▶ **Challenge**
Quote the lines of the data below verbatim, beginning at the line that contains "Convert this screenshot" and ending at the last line, both included, and excluding pictures.

--- Given records ---

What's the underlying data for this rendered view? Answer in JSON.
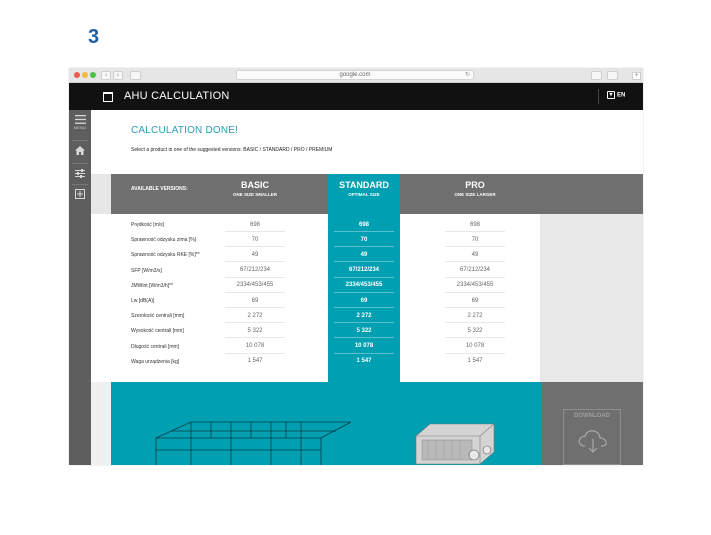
{
  "step_number": "3",
  "browser": {
    "url": "google.com",
    "back_icon": "chevron-left-icon",
    "forward_icon": "chevron-right-icon",
    "reload_icon": "reload-icon"
  },
  "app": {
    "title": "AHU CALCULATION",
    "language": "EN"
  },
  "sidebar": {
    "menu_label": "MENU",
    "items": [
      {
        "icon": "home-icon"
      },
      {
        "icon": "sliders-icon"
      },
      {
        "icon": "add-box-icon"
      }
    ]
  },
  "main": {
    "heading": "CALCULATION DONE!",
    "instruction": "Select a product in one of the suggested versions: BASIC / STANDARD / PRO / PREMIUM",
    "available_label": "AVAILABLE VERSIONS:",
    "versions": [
      {
        "name": "BASIC",
        "subtitle": "ONE SIZE SMALLER"
      },
      {
        "name": "STANDARD",
        "subtitle": "OPTIMAL SIZE"
      },
      {
        "name": "PRO",
        "subtitle": "ONE SIZE LARGER"
      }
    ],
    "rows": [
      {
        "label": "Prędkość [m/s]",
        "basic": "698",
        "standard": "698",
        "pro": "698"
      },
      {
        "label": "Sprawność odzysku zima [%]",
        "basic": "70",
        "standard": "70",
        "pro": "70"
      },
      {
        "label": "Sprawność odzysku RKE [%]**",
        "basic": "49",
        "standard": "49",
        "pro": "49"
      },
      {
        "label": "SFP [W/m3/s]",
        "basic": "67/212/234",
        "standard": "67/212/234",
        "pro": "67/212/234"
      },
      {
        "label": "JMWint [W/m3/h]**",
        "basic": "2334/453/455",
        "standard": "2334/453/455",
        "pro": "2334/453/455"
      },
      {
        "label": "Lw [dB(A)]",
        "basic": "69",
        "standard": "69",
        "pro": "69"
      },
      {
        "label": "Szerokość centrali [mm]",
        "basic": "2 272",
        "standard": "2 272",
        "pro": "2 272"
      },
      {
        "label": "Wysokość centrali [mm]",
        "basic": "5 322",
        "standard": "5 322",
        "pro": "5 322"
      },
      {
        "label": "Długość centrali [mm]",
        "basic": "10 078",
        "standard": "10 078",
        "pro": "10 078"
      },
      {
        "label": "Waga urządzenia [kg]",
        "basic": "1 547",
        "standard": "1 547",
        "pro": "1 547"
      }
    ],
    "download_label": "DOWNLOAD",
    "download_icon": "cloud-download-icon"
  }
}
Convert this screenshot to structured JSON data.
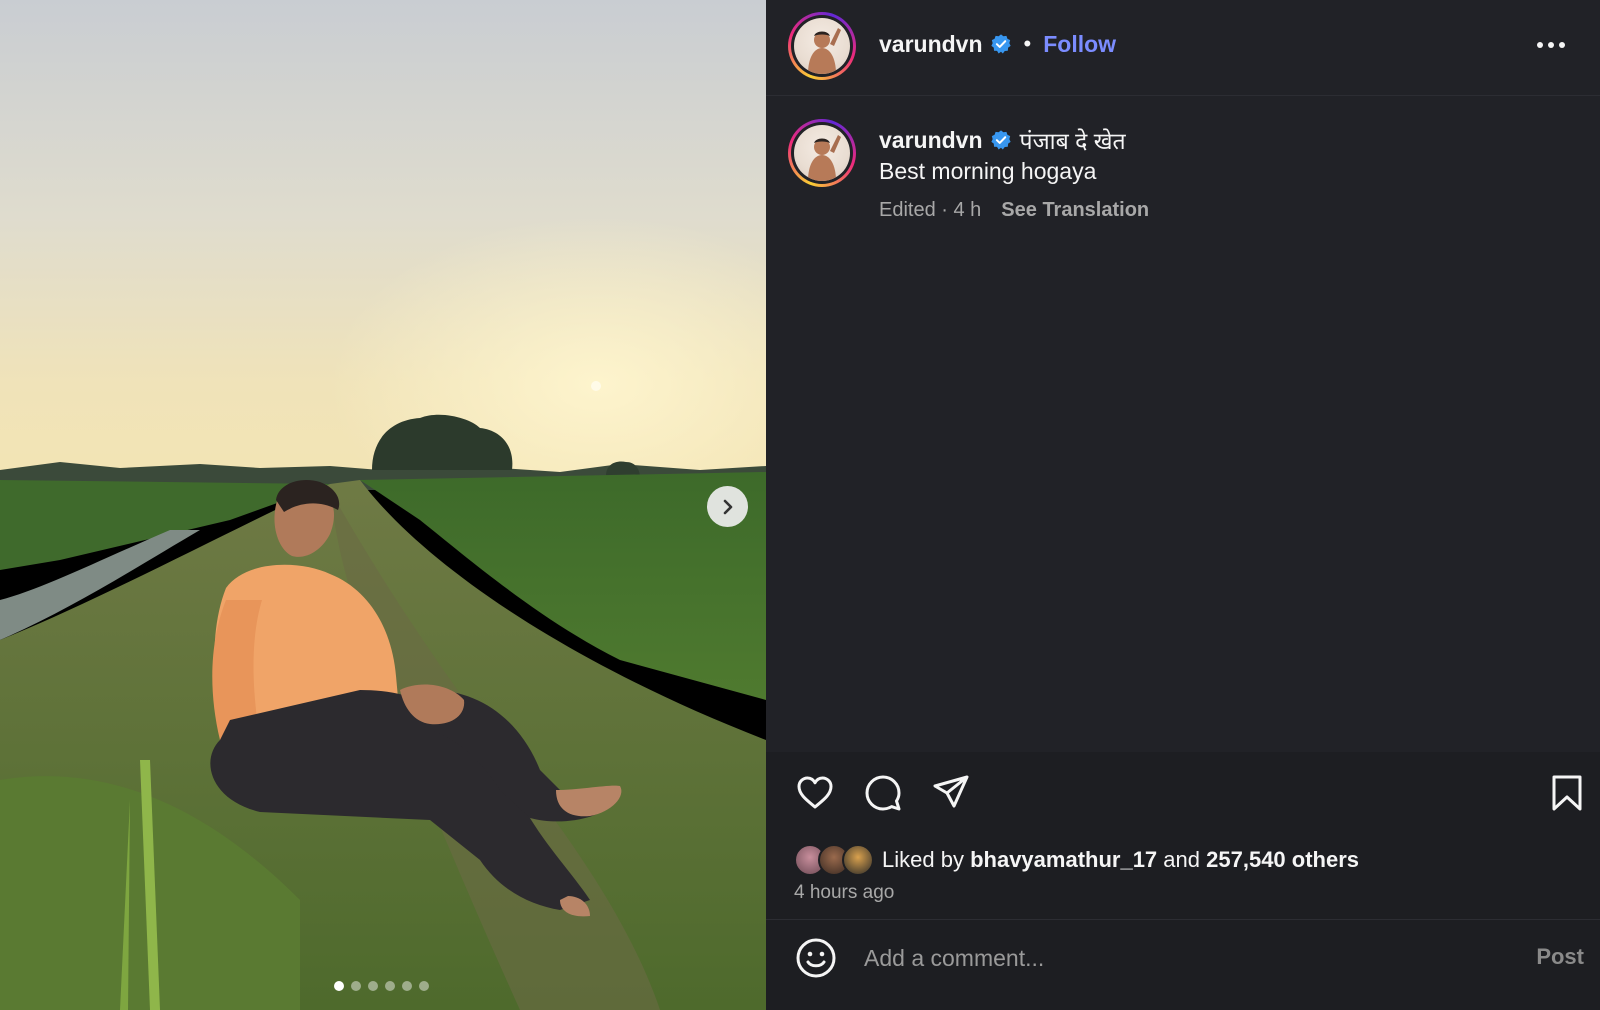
{
  "post": {
    "username": "varundvn",
    "follow_label": "Follow",
    "separator": "•",
    "caption": {
      "username": "varundvn",
      "title": "पंजाब दे खेत",
      "text": "Best morning hogaya",
      "edited": "Edited · 4 h",
      "see_translation": "See Translation"
    },
    "likes": {
      "prefix": "Liked by",
      "user": "bhavyamathur_17",
      "and": "and",
      "others": "257,540 others"
    },
    "time_ago": "4 hours ago",
    "comment": {
      "placeholder": "Add a comment...",
      "post_label": "Post"
    },
    "carousel": {
      "slides": 6,
      "current": 1
    }
  },
  "colors": {
    "panel_bg": "#212227",
    "follow": "#7b8cff",
    "verified": "#3897f0",
    "muted": "#a8a8a8"
  },
  "icons": [
    "verified-badge-icon",
    "more-options-icon",
    "heart-icon",
    "comment-icon",
    "share-icon",
    "bookmark-icon",
    "emoji-icon",
    "chevron-right-icon"
  ]
}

---

▶ **Written response**
Convert this screenshot to structured JSON data.
{
  "post": {
    "username": "varundvn",
    "follow_label": "Follow",
    "separator": "•",
    "caption": {
      "username": "varundvn",
      "title": "पंजाब दे खेत",
      "text": "Best morning hogaya",
      "edited": "Edited · 4 h",
      "see_translation": "See Translation"
    },
    "likes": {
      "prefix": "Liked by",
      "user": "bhavyamathur_17",
      "and": "and",
      "others": "257,540 others"
    },
    "time_ago": "4 hours ago",
    "comment": {
      "placeholder": "Add a comment...",
      "post_label": "Post"
    },
    "carousel": {
      "slides": 6,
      "current": 1
    }
  },
  "colors": {
    "panel_bg": "#212227",
    "follow": "#7b8cff",
    "verified": "#3897f0",
    "muted": "#a8a8a8"
  },
  "icons": [
    "verified-badge-icon",
    "more-options-icon",
    "heart-icon",
    "comment-icon",
    "share-icon",
    "bookmark-icon",
    "emoji-icon",
    "chevron-right-icon"
  ]
}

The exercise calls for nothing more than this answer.